Reproduce the listing below character for character; drop every image.
================
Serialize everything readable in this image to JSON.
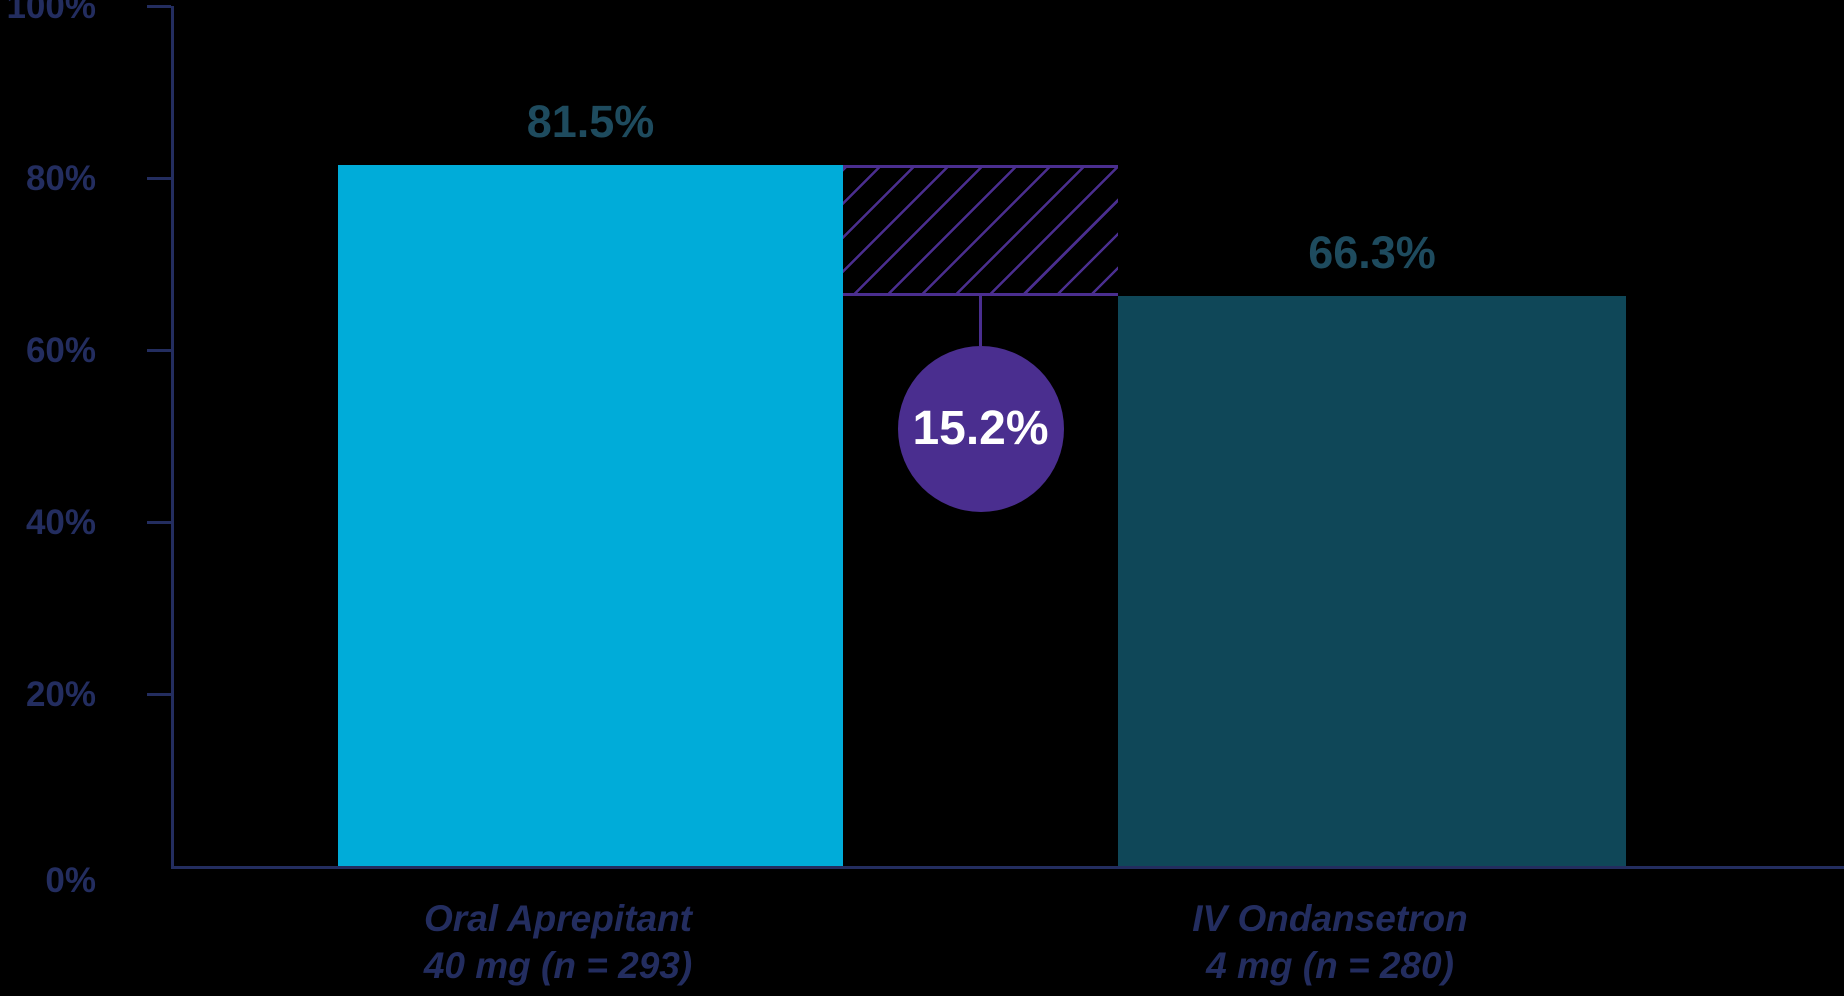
{
  "chart_data": {
    "type": "bar",
    "title": "",
    "xlabel": "",
    "ylabel": "",
    "ylim": [
      0,
      100
    ],
    "grid": false,
    "legend": false,
    "yticks": [
      {
        "value": 0,
        "label": "0%"
      },
      {
        "value": 20,
        "label": "20%"
      },
      {
        "value": 40,
        "label": "40%"
      },
      {
        "value": 60,
        "label": "60%"
      },
      {
        "value": 80,
        "label": "80%"
      },
      {
        "value": 100,
        "label": "100%"
      }
    ],
    "bars": [
      {
        "category_line1": "Oral Aprepitant",
        "category_line2": "40 mg (n = 293)",
        "value": 81.5,
        "value_label": "81.5%",
        "color": "#00ACD9"
      },
      {
        "category_line1": "IV Ondansetron",
        "category_line2": "4 mg (n = 280)",
        "value": 66.3,
        "value_label": "66.3%",
        "color": "#0F4758"
      }
    ],
    "difference": {
      "value": 15.2,
      "label": "15.2%",
      "style": "hatched-band-with-callout-circle"
    },
    "colors": {
      "background": "#000000",
      "axis": "#232D5F",
      "tick_label": "#232D5F",
      "value_label": "#1E4B5E",
      "category_label": "#232D5F",
      "difference": "#4A2E8F",
      "difference_text": "#FFFFFF"
    }
  }
}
================
TASK ANSWER |
Serialize everything readable in this image to JSON.
{
  "chart_data": {
    "type": "bar",
    "title": "",
    "xlabel": "",
    "ylabel": "",
    "ylim": [
      0,
      100
    ],
    "grid": false,
    "legend": false,
    "yticks": [
      {
        "value": 0,
        "label": "0%"
      },
      {
        "value": 20,
        "label": "20%"
      },
      {
        "value": 40,
        "label": "40%"
      },
      {
        "value": 60,
        "label": "60%"
      },
      {
        "value": 80,
        "label": "80%"
      },
      {
        "value": 100,
        "label": "100%"
      }
    ],
    "bars": [
      {
        "category_line1": "Oral Aprepitant",
        "category_line2": "40 mg (n = 293)",
        "value": 81.5,
        "value_label": "81.5%",
        "color": "#00ACD9"
      },
      {
        "category_line1": "IV Ondansetron",
        "category_line2": "4 mg (n = 280)",
        "value": 66.3,
        "value_label": "66.3%",
        "color": "#0F4758"
      }
    ],
    "difference": {
      "value": 15.2,
      "label": "15.2%",
      "style": "hatched-band-with-callout-circle"
    },
    "colors": {
      "background": "#000000",
      "axis": "#232D5F",
      "tick_label": "#232D5F",
      "value_label": "#1E4B5E",
      "category_label": "#232D5F",
      "difference": "#4A2E8F",
      "difference_text": "#FFFFFF"
    }
  }
}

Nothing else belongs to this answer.